DATA LISTING:
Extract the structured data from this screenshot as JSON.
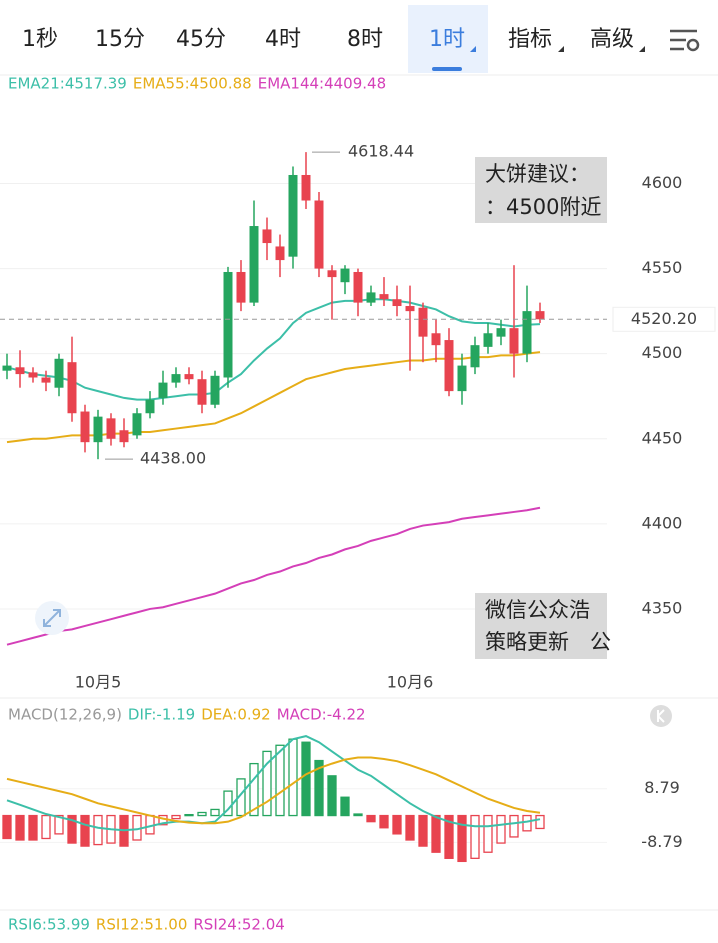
{
  "tabs": [
    "1秒",
    "15分",
    "45分",
    "4时",
    "8时",
    "1时",
    "指标",
    "高级"
  ],
  "active_tab": 5,
  "notes": [
    [
      "大饼建议：",
      "：4500附近"
    ],
    [
      "微信公众浩",
      "策略更新　公"
    ]
  ],
  "chart_data": [
    {
      "type": "candlestick",
      "categories": [
        null,
        null,
        null,
        null,
        null,
        null,
        null,
        "10月5",
        null,
        null,
        null,
        null,
        null,
        null,
        null,
        null,
        null,
        null,
        null,
        null,
        null,
        null,
        null,
        null,
        null,
        null,
        null,
        null,
        null,
        null,
        null,
        "10月6",
        null,
        null,
        null,
        null,
        null,
        null,
        null,
        null,
        null,
        null
      ],
      "open": [
        4490,
        4492,
        4489,
        4486,
        4480,
        4495,
        4466,
        4448,
        4462,
        4455,
        4452,
        4465,
        4474,
        4483,
        4488,
        4485,
        4470,
        4486,
        4548,
        4530,
        4573,
        4563,
        4557,
        4605,
        4590,
        4549,
        4542,
        4548,
        4530,
        4535,
        4532,
        4528,
        4527,
        4512,
        4508,
        4478,
        4492,
        4504,
        4510,
        4515,
        4500,
        4525
      ],
      "high": [
        4500,
        4502,
        4492,
        4490,
        4500,
        4510,
        4470,
        4467,
        4465,
        4462,
        4468,
        4478,
        4490,
        4492,
        4492,
        4490,
        4490,
        4551,
        4555,
        4590,
        4580,
        4570,
        4610,
        4618.44,
        4595,
        4552,
        4552,
        4550,
        4540,
        4545,
        4540,
        4540,
        4530,
        4520,
        4515,
        4500,
        4510,
        4518,
        4520,
        4552,
        4540,
        4530
      ],
      "low": [
        4485,
        4480,
        4483,
        4478,
        4475,
        4460,
        4442,
        4438,
        4446,
        4445,
        4450,
        4462,
        4470,
        4480,
        4482,
        4465,
        4468,
        4480,
        4525,
        4528,
        4555,
        4545,
        4550,
        4585,
        4545,
        4520,
        4535,
        4522,
        4528,
        4528,
        4522,
        4490,
        4495,
        4495,
        4475,
        4470,
        4488,
        4500,
        4505,
        4486,
        4495,
        4518
      ],
      "close": [
        4493,
        4488,
        4486,
        4483,
        4497,
        4465,
        4448,
        4463,
        4450,
        4448,
        4465,
        4473,
        4483,
        4488,
        4485,
        4470,
        4487,
        4548,
        4530,
        4575,
        4565,
        4555,
        4605,
        4590,
        4550,
        4545,
        4550,
        4530,
        4536,
        4532,
        4528,
        4525,
        4510,
        4505,
        4478,
        4493,
        4505,
        4512,
        4515,
        4500,
        4525,
        4520.2
      ],
      "up_color": "#25a55f",
      "down_color": "#e8434f",
      "series": [
        {
          "name": "EMA21:4517.39",
          "color": "#3cbfa8",
          "values": [
            4492,
            4490,
            4488,
            4487,
            4486,
            4484,
            4480,
            4478,
            4476,
            4474,
            4473,
            4473,
            4474,
            4475,
            4476,
            4476,
            4477,
            4483,
            4488,
            4496,
            4503,
            4509,
            4518,
            4524,
            4527,
            4530,
            4531,
            4531,
            4532,
            4532,
            4531,
            4530,
            4528,
            4526,
            4522,
            4519,
            4518,
            4518,
            4517,
            4516,
            4517,
            4517.39
          ]
        },
        {
          "name": "EMA55:4500.88",
          "color": "#e6ad17",
          "values": [
            4448,
            4449,
            4450,
            4450,
            4451,
            4452,
            4452,
            4452,
            4453,
            4453,
            4454,
            4454,
            4455,
            4456,
            4457,
            4458,
            4459,
            4462,
            4465,
            4469,
            4473,
            4477,
            4481,
            4485,
            4487,
            4489,
            4491,
            4492,
            4493,
            4494,
            4495,
            4496,
            4496,
            4497,
            4497,
            4497,
            4498,
            4498,
            4499,
            4499,
            4500,
            4500.88
          ]
        },
        {
          "name": "EMA144:4409.48",
          "color": "#d43fb8",
          "values": [
            4329,
            4331,
            4333,
            4335,
            4337,
            4338,
            4340,
            4342,
            4344,
            4346,
            4348,
            4350,
            4351,
            4353,
            4355,
            4357,
            4359,
            4362,
            4365,
            4367,
            4370,
            4372,
            4375,
            4377,
            4380,
            4382,
            4385,
            4387,
            4390,
            4392,
            4394,
            4397,
            4399,
            4400,
            4401,
            4403,
            4404,
            4405,
            4406,
            4407,
            4408,
            4409.48
          ]
        }
      ],
      "high_label": "4618.44",
      "low_label": "4438.00",
      "last_price": {
        "value": 4520.2,
        "label": "4520.20"
      },
      "ylim": [
        4320,
        4652
      ],
      "yticks": [
        4350,
        4400,
        4450,
        4500,
        4550,
        4600
      ],
      "grid": true
    },
    {
      "type": "macd",
      "title": "MACD(12,26,9)",
      "series": [
        {
          "name": "DIF:-1.19",
          "color": "#3cbfa8",
          "values": [
            5,
            3.5,
            2,
            0.5,
            -0.5,
            -1.5,
            -3,
            -4,
            -4.5,
            -4.8,
            -4.5,
            -3.5,
            -2.5,
            -2,
            -2,
            -2.5,
            -2,
            2,
            7,
            12,
            17,
            21,
            25,
            26,
            24,
            21,
            18,
            15,
            13,
            10,
            7,
            4,
            1.5,
            -0.5,
            -2,
            -3,
            -3.5,
            -3.5,
            -3,
            -2.5,
            -2,
            -1.19
          ]
        },
        {
          "name": "DEA:0.92",
          "color": "#e6ad17",
          "values": [
            12,
            11,
            10,
            9,
            8,
            7,
            5.5,
            4,
            3,
            2,
            1,
            0,
            -1,
            -1.8,
            -2.3,
            -2.5,
            -2.5,
            -2,
            -0.5,
            2,
            4.5,
            7.5,
            10.5,
            13.5,
            15.5,
            17,
            18.3,
            19,
            19,
            18.5,
            17.8,
            16.5,
            15,
            13.5,
            11.5,
            9.5,
            7.5,
            5.5,
            4,
            2.5,
            1.5,
            0.92
          ]
        }
      ],
      "histogram": {
        "name": "MACD:-4.22",
        "color": "#d43fb8",
        "positive_color": "#25a55f",
        "negative_color": "#e8434f",
        "values": [
          -7.5,
          -8,
          -8,
          -7.5,
          -6,
          -9,
          -10,
          -9.5,
          -9,
          -10,
          -8,
          -6,
          -3,
          -1,
          0.3,
          1,
          2,
          8,
          12,
          17,
          21,
          23,
          25,
          24,
          18,
          13,
          6,
          0.5,
          -2,
          -4,
          -6,
          -8,
          -10,
          -12,
          -14,
          -15,
          -14,
          -12,
          -9,
          -7,
          -5,
          -4.22
        ]
      },
      "ylim": [
        -26,
        28
      ],
      "yticks": [
        -8.79,
        8.79
      ],
      "grid": true
    },
    {
      "type": "line",
      "series": [
        {
          "name": "RSI6:53.99",
          "color": "#3cbfa8"
        },
        {
          "name": "RSI12:51.00",
          "color": "#e6ad17"
        },
        {
          "name": "RSI24:52.04",
          "color": "#d43fb8"
        }
      ]
    }
  ]
}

SET PROBLEM: From start to finish, output the listing exactly, but omit its pictures.

ANSWER TO THE TASK:
Extract the structured data from this screenshot as JSON.
{
  "tabs": [
    "1秒",
    "15分",
    "45分",
    "4时",
    "8时",
    "1时",
    "指标",
    "高级"
  ],
  "active_tab": 5,
  "notes": [
    [
      "大饼建议：",
      "：4500附近"
    ],
    [
      "微信公众浩",
      "策略更新　公"
    ]
  ],
  "chart_data": [
    {
      "type": "candlestick",
      "categories": [
        null,
        null,
        null,
        null,
        null,
        null,
        null,
        "10月5",
        null,
        null,
        null,
        null,
        null,
        null,
        null,
        null,
        null,
        null,
        null,
        null,
        null,
        null,
        null,
        null,
        null,
        null,
        null,
        null,
        null,
        null,
        null,
        "10月6",
        null,
        null,
        null,
        null,
        null,
        null,
        null,
        null,
        null,
        null
      ],
      "open": [
        4490,
        4492,
        4489,
        4486,
        4480,
        4495,
        4466,
        4448,
        4462,
        4455,
        4452,
        4465,
        4474,
        4483,
        4488,
        4485,
        4470,
        4486,
        4548,
        4530,
        4573,
        4563,
        4557,
        4605,
        4590,
        4549,
        4542,
        4548,
        4530,
        4535,
        4532,
        4528,
        4527,
        4512,
        4508,
        4478,
        4492,
        4504,
        4510,
        4515,
        4500,
        4525
      ],
      "high": [
        4500,
        4502,
        4492,
        4490,
        4500,
        4510,
        4470,
        4467,
        4465,
        4462,
        4468,
        4478,
        4490,
        4492,
        4492,
        4490,
        4490,
        4551,
        4555,
        4590,
        4580,
        4570,
        4610,
        4618.44,
        4595,
        4552,
        4552,
        4550,
        4540,
        4545,
        4540,
        4540,
        4530,
        4520,
        4515,
        4500,
        4510,
        4518,
        4520,
        4552,
        4540,
        4530
      ],
      "low": [
        4485,
        4480,
        4483,
        4478,
        4475,
        4460,
        4442,
        4438,
        4446,
        4445,
        4450,
        4462,
        4470,
        4480,
        4482,
        4465,
        4468,
        4480,
        4525,
        4528,
        4555,
        4545,
        4550,
        4585,
        4545,
        4520,
        4535,
        4522,
        4528,
        4528,
        4522,
        4490,
        4495,
        4495,
        4475,
        4470,
        4488,
        4500,
        4505,
        4486,
        4495,
        4518
      ],
      "close": [
        4493,
        4488,
        4486,
        4483,
        4497,
        4465,
        4448,
        4463,
        4450,
        4448,
        4465,
        4473,
        4483,
        4488,
        4485,
        4470,
        4487,
        4548,
        4530,
        4575,
        4565,
        4555,
        4605,
        4590,
        4550,
        4545,
        4550,
        4530,
        4536,
        4532,
        4528,
        4525,
        4510,
        4505,
        4478,
        4493,
        4505,
        4512,
        4515,
        4500,
        4525,
        4520.2
      ],
      "up_color": "#25a55f",
      "down_color": "#e8434f",
      "series": [
        {
          "name": "EMA21:4517.39",
          "color": "#3cbfa8",
          "values": [
            4492,
            4490,
            4488,
            4487,
            4486,
            4484,
            4480,
            4478,
            4476,
            4474,
            4473,
            4473,
            4474,
            4475,
            4476,
            4476,
            4477,
            4483,
            4488,
            4496,
            4503,
            4509,
            4518,
            4524,
            4527,
            4530,
            4531,
            4531,
            4532,
            4532,
            4531,
            4530,
            4528,
            4526,
            4522,
            4519,
            4518,
            4518,
            4517,
            4516,
            4517,
            4517.39
          ]
        },
        {
          "name": "EMA55:4500.88",
          "color": "#e6ad17",
          "values": [
            4448,
            4449,
            4450,
            4450,
            4451,
            4452,
            4452,
            4452,
            4453,
            4453,
            4454,
            4454,
            4455,
            4456,
            4457,
            4458,
            4459,
            4462,
            4465,
            4469,
            4473,
            4477,
            4481,
            4485,
            4487,
            4489,
            4491,
            4492,
            4493,
            4494,
            4495,
            4496,
            4496,
            4497,
            4497,
            4497,
            4498,
            4498,
            4499,
            4499,
            4500,
            4500.88
          ]
        },
        {
          "name": "EMA144:4409.48",
          "color": "#d43fb8",
          "values": [
            4329,
            4331,
            4333,
            4335,
            4337,
            4338,
            4340,
            4342,
            4344,
            4346,
            4348,
            4350,
            4351,
            4353,
            4355,
            4357,
            4359,
            4362,
            4365,
            4367,
            4370,
            4372,
            4375,
            4377,
            4380,
            4382,
            4385,
            4387,
            4390,
            4392,
            4394,
            4397,
            4399,
            4400,
            4401,
            4403,
            4404,
            4405,
            4406,
            4407,
            4408,
            4409.48
          ]
        }
      ],
      "high_label": "4618.44",
      "low_label": "4438.00",
      "last_price": {
        "value": 4520.2,
        "label": "4520.20"
      },
      "ylim": [
        4320,
        4652
      ],
      "yticks": [
        4350,
        4400,
        4450,
        4500,
        4550,
        4600
      ],
      "grid": true
    },
    {
      "type": "macd",
      "title": "MACD(12,26,9)",
      "series": [
        {
          "name": "DIF:-1.19",
          "color": "#3cbfa8",
          "values": [
            5,
            3.5,
            2,
            0.5,
            -0.5,
            -1.5,
            -3,
            -4,
            -4.5,
            -4.8,
            -4.5,
            -3.5,
            -2.5,
            -2,
            -2,
            -2.5,
            -2,
            2,
            7,
            12,
            17,
            21,
            25,
            26,
            24,
            21,
            18,
            15,
            13,
            10,
            7,
            4,
            1.5,
            -0.5,
            -2,
            -3,
            -3.5,
            -3.5,
            -3,
            -2.5,
            -2,
            -1.19
          ]
        },
        {
          "name": "DEA:0.92",
          "color": "#e6ad17",
          "values": [
            12,
            11,
            10,
            9,
            8,
            7,
            5.5,
            4,
            3,
            2,
            1,
            0,
            -1,
            -1.8,
            -2.3,
            -2.5,
            -2.5,
            -2,
            -0.5,
            2,
            4.5,
            7.5,
            10.5,
            13.5,
            15.5,
            17,
            18.3,
            19,
            19,
            18.5,
            17.8,
            16.5,
            15,
            13.5,
            11.5,
            9.5,
            7.5,
            5.5,
            4,
            2.5,
            1.5,
            0.92
          ]
        }
      ],
      "histogram": {
        "name": "MACD:-4.22",
        "color": "#d43fb8",
        "positive_color": "#25a55f",
        "negative_color": "#e8434f",
        "values": [
          -7.5,
          -8,
          -8,
          -7.5,
          -6,
          -9,
          -10,
          -9.5,
          -9,
          -10,
          -8,
          -6,
          -3,
          -1,
          0.3,
          1,
          2,
          8,
          12,
          17,
          21,
          23,
          25,
          24,
          18,
          13,
          6,
          0.5,
          -2,
          -4,
          -6,
          -8,
          -10,
          -12,
          -14,
          -15,
          -14,
          -12,
          -9,
          -7,
          -5,
          -4.22
        ]
      },
      "ylim": [
        -26,
        28
      ],
      "yticks": [
        -8.79,
        8.79
      ],
      "grid": true
    },
    {
      "type": "line",
      "series": [
        {
          "name": "RSI6:53.99",
          "color": "#3cbfa8"
        },
        {
          "name": "RSI12:51.00",
          "color": "#e6ad17"
        },
        {
          "name": "RSI24:52.04",
          "color": "#d43fb8"
        }
      ]
    }
  ]
}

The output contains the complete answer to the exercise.